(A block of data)
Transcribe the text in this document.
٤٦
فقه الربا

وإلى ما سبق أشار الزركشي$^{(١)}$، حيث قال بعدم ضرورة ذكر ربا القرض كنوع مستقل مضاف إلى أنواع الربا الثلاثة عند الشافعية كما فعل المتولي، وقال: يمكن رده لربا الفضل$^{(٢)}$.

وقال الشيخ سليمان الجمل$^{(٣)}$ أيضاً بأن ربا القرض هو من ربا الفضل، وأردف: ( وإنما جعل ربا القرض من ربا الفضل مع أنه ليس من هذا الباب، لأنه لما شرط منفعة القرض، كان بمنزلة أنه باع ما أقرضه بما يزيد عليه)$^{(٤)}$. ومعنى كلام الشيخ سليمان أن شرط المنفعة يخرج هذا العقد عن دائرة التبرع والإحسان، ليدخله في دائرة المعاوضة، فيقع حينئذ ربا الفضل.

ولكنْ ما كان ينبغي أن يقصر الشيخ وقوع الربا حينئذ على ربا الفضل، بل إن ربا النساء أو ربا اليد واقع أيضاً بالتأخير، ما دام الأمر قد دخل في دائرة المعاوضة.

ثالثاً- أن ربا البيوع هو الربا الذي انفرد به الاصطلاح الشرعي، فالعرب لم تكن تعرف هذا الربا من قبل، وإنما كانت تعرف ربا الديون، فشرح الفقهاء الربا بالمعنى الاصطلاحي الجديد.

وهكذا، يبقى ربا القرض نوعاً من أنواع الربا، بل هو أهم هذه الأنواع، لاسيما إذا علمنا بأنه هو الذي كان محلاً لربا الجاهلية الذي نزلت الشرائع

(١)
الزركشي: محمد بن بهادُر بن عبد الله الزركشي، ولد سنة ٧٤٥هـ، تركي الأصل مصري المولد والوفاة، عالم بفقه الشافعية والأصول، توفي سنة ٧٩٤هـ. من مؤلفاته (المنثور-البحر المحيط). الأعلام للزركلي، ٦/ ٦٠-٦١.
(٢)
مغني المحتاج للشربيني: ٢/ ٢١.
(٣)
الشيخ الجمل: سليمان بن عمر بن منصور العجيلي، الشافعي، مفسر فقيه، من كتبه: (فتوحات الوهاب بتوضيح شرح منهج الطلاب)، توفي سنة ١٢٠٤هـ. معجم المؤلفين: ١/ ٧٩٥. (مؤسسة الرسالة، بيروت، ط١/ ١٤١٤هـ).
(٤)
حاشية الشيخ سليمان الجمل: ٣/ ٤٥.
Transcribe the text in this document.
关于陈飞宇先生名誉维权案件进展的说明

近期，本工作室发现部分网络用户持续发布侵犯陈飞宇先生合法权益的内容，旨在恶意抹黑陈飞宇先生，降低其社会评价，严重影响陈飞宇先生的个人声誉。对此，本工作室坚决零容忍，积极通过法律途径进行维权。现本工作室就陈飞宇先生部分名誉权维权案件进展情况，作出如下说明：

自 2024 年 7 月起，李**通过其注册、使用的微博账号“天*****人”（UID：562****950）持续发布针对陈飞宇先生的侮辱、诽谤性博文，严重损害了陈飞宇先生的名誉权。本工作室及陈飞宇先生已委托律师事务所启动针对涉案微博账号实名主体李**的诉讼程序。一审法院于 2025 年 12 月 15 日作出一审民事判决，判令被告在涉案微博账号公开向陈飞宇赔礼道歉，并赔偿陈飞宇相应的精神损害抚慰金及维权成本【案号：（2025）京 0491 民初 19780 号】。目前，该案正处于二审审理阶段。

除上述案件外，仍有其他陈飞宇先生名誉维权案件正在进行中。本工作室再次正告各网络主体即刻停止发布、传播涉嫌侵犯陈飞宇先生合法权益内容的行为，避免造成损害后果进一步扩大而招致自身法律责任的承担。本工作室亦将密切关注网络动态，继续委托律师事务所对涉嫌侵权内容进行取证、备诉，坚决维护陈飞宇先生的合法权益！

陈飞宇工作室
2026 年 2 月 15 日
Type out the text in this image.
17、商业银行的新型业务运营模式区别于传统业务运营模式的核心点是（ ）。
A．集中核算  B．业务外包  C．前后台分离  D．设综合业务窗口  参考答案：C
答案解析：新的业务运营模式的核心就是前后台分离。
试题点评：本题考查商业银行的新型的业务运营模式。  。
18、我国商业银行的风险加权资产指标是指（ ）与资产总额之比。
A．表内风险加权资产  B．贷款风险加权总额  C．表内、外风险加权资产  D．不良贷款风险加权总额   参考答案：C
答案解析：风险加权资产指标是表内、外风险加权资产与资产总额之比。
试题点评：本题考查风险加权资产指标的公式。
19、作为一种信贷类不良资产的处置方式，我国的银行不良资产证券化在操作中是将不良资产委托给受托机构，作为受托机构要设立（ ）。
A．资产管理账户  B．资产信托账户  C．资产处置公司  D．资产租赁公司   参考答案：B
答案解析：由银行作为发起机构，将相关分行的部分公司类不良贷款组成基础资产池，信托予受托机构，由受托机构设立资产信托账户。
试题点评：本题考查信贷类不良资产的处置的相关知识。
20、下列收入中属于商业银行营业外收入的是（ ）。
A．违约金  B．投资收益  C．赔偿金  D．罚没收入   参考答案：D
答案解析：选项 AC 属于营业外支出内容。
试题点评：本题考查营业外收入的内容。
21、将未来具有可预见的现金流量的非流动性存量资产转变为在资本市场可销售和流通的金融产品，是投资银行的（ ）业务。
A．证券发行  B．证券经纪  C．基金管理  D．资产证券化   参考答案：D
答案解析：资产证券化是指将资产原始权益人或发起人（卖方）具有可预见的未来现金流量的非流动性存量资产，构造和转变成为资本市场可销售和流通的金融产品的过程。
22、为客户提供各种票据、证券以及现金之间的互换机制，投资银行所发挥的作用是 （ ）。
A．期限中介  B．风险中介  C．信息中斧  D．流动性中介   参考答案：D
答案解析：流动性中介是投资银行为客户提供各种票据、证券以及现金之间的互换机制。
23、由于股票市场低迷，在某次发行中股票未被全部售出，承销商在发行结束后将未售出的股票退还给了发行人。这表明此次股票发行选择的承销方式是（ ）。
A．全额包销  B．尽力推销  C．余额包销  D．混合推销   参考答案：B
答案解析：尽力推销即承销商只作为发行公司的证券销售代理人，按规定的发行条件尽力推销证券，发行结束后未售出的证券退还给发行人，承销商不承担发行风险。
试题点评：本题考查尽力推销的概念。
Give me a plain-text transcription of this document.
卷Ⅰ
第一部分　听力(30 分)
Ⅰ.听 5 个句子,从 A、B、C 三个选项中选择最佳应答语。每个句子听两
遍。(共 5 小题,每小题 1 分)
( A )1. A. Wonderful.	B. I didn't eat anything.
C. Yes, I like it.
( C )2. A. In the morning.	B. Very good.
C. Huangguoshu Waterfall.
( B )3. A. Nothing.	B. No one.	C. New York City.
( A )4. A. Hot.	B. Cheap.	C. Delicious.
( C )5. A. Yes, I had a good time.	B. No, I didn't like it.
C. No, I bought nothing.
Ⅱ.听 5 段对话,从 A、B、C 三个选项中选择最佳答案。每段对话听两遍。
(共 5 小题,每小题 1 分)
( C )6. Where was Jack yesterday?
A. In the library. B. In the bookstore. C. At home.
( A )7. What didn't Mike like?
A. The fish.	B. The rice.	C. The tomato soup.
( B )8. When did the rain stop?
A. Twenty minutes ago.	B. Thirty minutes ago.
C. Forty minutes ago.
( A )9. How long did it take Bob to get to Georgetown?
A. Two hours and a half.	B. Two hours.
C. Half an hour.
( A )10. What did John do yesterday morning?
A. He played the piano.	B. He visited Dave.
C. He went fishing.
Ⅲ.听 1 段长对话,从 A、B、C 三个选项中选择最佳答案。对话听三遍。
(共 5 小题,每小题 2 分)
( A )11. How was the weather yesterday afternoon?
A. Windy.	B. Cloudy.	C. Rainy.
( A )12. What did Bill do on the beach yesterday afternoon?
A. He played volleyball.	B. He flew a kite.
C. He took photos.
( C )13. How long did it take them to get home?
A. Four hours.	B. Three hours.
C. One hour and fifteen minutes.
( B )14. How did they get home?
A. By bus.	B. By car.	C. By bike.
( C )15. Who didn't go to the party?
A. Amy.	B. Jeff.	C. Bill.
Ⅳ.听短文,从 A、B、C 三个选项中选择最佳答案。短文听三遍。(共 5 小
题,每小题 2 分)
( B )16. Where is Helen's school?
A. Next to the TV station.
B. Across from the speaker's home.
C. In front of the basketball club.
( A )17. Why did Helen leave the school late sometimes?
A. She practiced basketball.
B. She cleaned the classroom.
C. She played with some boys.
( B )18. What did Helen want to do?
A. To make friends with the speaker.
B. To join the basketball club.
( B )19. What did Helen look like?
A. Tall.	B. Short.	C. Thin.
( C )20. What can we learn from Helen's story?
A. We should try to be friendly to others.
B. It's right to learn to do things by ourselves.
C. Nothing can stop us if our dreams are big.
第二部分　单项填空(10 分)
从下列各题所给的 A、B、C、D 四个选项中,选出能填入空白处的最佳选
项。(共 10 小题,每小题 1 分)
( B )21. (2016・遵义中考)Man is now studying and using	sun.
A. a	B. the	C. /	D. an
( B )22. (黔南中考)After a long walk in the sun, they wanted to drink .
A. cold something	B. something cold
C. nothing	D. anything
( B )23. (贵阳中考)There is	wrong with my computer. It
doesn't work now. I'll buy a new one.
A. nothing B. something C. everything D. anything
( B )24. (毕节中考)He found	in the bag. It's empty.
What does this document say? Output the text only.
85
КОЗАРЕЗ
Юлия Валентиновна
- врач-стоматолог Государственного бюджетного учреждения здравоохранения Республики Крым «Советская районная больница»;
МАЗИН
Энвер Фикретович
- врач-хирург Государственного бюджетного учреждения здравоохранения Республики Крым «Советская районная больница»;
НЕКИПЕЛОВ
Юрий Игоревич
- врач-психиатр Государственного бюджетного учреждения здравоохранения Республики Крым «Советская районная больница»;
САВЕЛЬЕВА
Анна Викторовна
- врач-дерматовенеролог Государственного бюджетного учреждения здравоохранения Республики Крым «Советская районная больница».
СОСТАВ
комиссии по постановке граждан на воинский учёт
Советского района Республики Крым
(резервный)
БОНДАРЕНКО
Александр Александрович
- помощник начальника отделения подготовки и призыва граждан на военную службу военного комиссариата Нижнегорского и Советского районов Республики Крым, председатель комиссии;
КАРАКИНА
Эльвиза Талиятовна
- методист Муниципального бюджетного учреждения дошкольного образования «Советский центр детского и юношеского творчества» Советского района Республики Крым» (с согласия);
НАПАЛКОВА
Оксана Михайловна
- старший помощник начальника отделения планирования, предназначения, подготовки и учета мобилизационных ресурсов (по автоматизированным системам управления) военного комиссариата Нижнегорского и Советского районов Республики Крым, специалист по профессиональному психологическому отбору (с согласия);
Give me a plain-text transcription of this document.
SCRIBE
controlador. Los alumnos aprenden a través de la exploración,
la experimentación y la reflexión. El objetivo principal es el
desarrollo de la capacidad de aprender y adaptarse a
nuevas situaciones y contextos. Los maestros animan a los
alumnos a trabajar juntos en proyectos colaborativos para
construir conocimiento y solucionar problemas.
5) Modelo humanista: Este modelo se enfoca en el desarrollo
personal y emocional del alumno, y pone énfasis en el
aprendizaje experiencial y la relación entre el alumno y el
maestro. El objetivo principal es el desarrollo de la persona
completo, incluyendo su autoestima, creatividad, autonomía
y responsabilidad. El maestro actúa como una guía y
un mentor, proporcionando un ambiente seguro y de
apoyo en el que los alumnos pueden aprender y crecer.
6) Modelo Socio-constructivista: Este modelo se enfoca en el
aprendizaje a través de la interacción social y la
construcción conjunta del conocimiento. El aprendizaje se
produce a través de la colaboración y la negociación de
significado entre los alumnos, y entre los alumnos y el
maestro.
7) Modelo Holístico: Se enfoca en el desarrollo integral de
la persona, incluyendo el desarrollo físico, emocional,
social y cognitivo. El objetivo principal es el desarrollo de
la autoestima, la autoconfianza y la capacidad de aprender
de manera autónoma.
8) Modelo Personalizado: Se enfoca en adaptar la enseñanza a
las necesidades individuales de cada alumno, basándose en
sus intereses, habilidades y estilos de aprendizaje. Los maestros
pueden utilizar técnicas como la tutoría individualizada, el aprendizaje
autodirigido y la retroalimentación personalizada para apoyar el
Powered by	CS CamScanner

WHAT IS EXPECTED — Take every line from the data that contains the word "speaker".

RESPONSE —
B. Across from the speaker's home.
A. To make friends with the speaker.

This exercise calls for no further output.